> **Deine Aufgabe**
Wandle die Zeilen vom Anfang der Einträge bis einschließlich der Zeile mit „x-tick-label: 60 bbox=[602, 480, 623, 500]“ in eine JSON-Liste von Zeichenketten um, mit je einer Zeichenkette pro Zeile und ohne Leerzeilen.

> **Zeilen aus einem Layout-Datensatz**

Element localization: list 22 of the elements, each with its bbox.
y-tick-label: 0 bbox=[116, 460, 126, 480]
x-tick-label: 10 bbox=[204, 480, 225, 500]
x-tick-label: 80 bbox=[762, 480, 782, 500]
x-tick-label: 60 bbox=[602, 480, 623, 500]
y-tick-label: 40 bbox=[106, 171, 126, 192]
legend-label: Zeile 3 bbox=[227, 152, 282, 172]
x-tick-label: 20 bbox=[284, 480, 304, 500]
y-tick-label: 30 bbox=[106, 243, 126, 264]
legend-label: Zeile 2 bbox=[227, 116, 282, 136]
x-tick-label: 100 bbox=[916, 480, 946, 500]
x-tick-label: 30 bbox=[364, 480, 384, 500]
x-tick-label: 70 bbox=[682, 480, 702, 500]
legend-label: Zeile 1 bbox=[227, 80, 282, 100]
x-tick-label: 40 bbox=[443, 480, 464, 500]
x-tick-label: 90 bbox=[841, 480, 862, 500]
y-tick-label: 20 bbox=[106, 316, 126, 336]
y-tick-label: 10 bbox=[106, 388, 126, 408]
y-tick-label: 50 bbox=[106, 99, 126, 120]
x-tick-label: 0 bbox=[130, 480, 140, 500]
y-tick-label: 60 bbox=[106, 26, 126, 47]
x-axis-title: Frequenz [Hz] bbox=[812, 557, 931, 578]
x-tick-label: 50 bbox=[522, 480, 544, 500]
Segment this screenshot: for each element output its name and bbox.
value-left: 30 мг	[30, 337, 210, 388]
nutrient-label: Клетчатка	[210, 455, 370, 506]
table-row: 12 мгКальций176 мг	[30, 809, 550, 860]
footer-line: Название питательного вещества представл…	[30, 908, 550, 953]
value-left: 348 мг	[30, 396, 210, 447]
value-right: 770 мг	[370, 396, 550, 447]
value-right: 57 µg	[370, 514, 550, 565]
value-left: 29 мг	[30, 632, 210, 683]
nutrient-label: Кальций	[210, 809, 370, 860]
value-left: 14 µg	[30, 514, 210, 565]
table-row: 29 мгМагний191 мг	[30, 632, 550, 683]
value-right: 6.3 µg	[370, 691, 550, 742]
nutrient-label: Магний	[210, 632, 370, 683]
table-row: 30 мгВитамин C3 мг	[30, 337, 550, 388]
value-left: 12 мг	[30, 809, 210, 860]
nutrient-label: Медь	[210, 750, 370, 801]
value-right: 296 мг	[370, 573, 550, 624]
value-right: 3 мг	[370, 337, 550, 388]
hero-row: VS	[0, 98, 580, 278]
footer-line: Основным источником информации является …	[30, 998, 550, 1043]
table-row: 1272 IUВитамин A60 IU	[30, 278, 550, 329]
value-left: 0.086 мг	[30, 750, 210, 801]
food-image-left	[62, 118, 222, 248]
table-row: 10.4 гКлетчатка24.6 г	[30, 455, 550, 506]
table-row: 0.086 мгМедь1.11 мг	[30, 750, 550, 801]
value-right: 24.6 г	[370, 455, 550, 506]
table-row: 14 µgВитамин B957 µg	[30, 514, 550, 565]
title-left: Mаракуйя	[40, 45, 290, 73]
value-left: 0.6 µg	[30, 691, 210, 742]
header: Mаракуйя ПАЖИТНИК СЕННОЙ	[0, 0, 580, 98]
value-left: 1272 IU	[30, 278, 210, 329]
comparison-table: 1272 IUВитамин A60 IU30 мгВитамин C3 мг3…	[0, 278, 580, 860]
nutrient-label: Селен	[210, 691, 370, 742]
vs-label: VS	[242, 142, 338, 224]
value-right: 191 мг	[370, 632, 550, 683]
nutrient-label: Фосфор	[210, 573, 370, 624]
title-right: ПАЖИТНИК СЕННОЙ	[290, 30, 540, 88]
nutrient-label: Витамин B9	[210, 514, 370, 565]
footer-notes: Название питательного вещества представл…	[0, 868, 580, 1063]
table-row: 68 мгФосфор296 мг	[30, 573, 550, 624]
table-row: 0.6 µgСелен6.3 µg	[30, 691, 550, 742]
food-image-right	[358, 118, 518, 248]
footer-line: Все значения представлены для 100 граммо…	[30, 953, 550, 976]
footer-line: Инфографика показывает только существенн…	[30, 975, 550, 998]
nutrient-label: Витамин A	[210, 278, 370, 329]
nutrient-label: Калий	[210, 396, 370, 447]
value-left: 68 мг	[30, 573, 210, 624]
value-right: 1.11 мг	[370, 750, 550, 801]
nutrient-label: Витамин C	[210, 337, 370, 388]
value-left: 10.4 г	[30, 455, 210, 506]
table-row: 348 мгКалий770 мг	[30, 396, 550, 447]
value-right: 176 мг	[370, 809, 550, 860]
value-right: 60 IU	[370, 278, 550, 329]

> **Antwort**
[
  "Element localization: list 22 of the elements, each with its bbox.",
  "y-tick-label: 0 bbox=[116, 460, 126, 480]",
  "x-tick-label: 10 bbox=[204, 480, 225, 500]",
  "x-tick-label: 80 bbox=[762, 480, 782, 500]",
  "x-tick-label: 60 bbox=[602, 480, 623, 500]"
]